What to do → Pick out and copy every line below that has the word "content".

Extracted information →
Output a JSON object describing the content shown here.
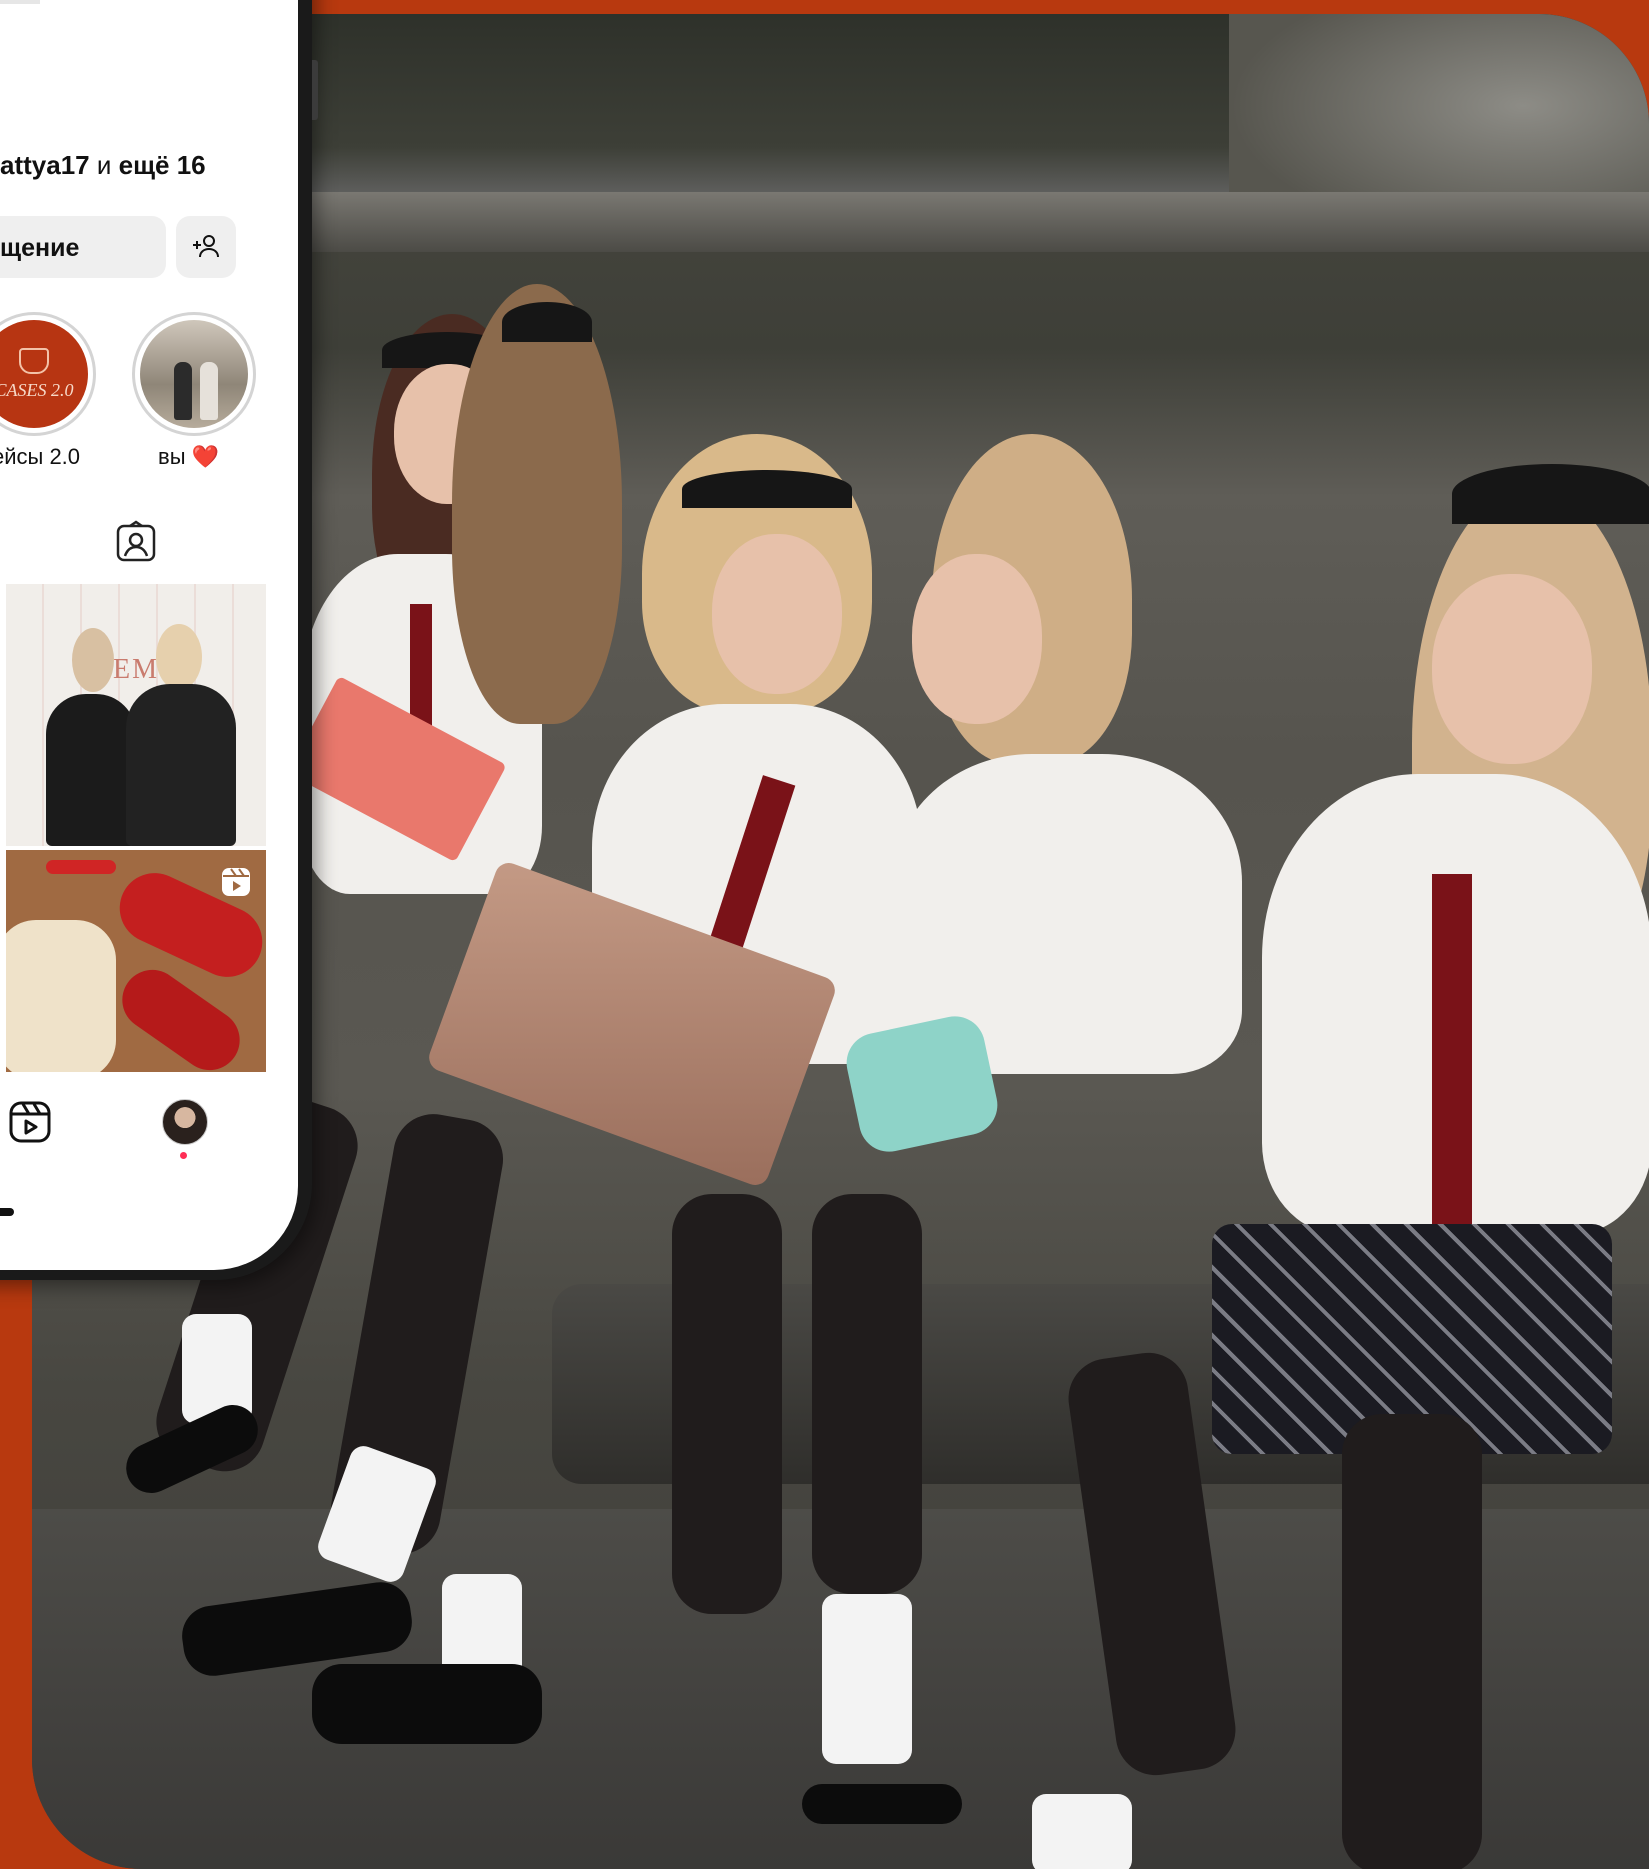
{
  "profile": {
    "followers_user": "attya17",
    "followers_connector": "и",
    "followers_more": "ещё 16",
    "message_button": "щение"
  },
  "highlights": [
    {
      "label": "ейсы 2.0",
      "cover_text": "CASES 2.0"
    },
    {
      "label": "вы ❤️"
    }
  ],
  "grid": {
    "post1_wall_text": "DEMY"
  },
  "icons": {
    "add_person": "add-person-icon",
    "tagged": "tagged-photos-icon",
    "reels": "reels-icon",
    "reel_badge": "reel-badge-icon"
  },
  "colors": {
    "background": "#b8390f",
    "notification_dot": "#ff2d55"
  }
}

--

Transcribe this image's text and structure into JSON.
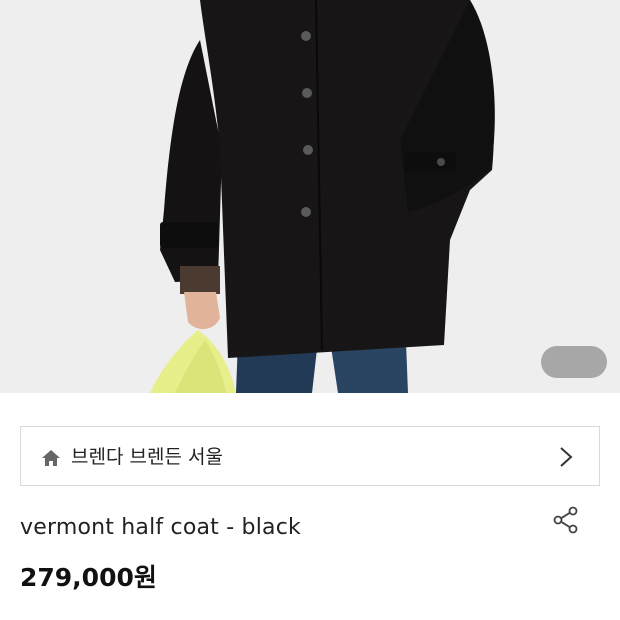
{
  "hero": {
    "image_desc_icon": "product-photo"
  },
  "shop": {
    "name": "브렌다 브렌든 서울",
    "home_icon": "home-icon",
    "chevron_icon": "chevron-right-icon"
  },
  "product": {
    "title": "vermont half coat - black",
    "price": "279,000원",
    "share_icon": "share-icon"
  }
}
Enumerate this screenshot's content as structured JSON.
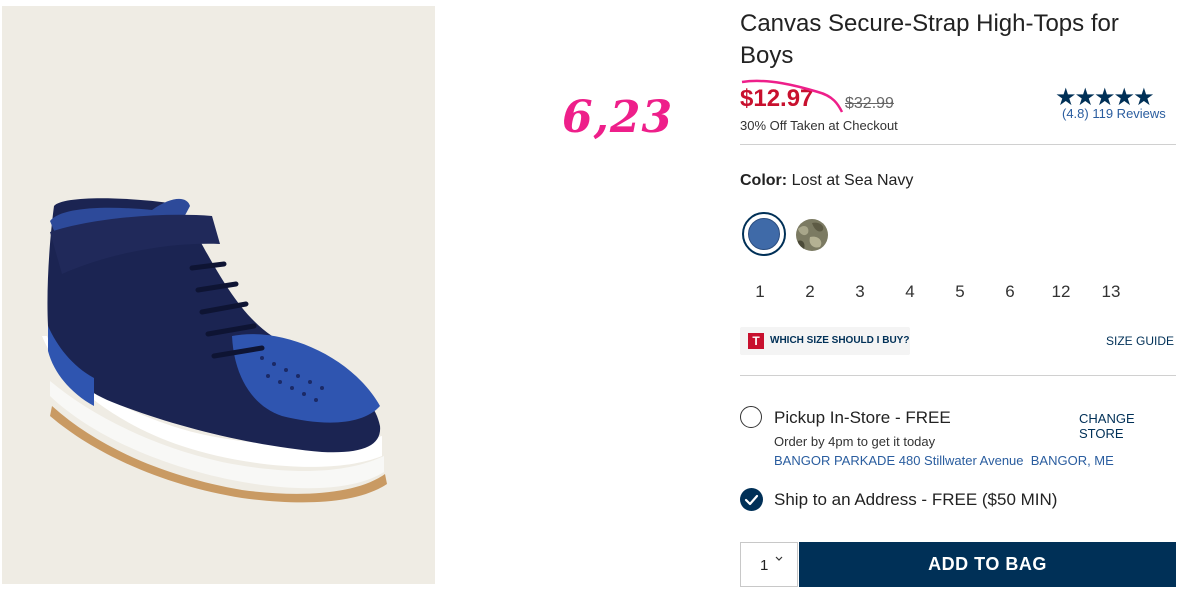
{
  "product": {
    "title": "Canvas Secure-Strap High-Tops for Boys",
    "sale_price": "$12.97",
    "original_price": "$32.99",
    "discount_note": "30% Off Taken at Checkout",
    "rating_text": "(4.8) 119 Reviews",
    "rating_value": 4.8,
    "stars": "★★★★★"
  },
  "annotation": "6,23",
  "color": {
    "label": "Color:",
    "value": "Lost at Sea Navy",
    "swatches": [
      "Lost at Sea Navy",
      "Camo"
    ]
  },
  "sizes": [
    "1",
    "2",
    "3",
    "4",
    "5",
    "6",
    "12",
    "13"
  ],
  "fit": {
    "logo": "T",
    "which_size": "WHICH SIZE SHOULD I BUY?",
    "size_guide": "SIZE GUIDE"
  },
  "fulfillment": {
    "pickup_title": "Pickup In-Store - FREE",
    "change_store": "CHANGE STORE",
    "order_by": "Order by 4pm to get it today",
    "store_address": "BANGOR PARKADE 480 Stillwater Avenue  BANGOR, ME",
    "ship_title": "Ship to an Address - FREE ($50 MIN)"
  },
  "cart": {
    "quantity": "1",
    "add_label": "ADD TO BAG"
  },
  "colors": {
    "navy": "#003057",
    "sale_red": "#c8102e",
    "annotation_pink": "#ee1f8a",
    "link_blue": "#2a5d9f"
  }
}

--

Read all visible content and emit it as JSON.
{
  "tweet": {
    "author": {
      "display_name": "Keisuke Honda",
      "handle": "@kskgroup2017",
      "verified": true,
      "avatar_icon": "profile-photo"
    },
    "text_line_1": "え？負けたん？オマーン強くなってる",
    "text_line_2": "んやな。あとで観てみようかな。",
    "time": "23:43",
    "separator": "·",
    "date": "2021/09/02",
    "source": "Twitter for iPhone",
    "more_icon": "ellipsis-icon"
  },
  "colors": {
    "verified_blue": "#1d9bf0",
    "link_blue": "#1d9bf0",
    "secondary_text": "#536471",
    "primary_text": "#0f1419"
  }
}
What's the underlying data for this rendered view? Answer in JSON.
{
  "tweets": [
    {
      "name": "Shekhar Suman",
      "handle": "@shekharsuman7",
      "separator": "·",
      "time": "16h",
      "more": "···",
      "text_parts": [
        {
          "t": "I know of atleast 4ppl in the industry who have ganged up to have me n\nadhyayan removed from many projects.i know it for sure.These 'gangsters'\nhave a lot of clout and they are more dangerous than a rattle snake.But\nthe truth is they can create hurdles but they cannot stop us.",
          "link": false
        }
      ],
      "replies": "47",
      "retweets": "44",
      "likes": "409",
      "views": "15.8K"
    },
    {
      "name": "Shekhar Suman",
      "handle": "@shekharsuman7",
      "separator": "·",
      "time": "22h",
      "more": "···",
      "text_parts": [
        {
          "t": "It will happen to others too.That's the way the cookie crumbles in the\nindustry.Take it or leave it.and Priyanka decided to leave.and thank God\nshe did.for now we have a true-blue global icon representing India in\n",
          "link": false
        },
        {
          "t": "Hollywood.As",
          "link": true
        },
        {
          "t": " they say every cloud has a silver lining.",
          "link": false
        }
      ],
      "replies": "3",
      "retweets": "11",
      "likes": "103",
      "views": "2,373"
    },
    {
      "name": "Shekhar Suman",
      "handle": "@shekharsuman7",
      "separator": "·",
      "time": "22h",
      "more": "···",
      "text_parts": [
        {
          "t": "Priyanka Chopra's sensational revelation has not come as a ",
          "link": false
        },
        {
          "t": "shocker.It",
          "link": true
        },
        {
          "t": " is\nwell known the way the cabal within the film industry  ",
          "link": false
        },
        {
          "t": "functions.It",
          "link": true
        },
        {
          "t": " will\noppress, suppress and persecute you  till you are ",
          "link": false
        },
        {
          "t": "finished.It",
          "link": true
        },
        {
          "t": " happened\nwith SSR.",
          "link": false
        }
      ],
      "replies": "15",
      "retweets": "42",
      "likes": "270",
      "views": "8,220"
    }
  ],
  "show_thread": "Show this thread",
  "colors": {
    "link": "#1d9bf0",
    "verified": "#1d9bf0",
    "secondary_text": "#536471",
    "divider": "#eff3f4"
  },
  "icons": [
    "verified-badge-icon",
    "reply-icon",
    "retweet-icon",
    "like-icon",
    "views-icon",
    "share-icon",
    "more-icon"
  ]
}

Result of this task →
Output a JSON object describing the content shown here.
Enumerate this screenshot's content as structured JSON.
Read all visible content and emit it as JSON.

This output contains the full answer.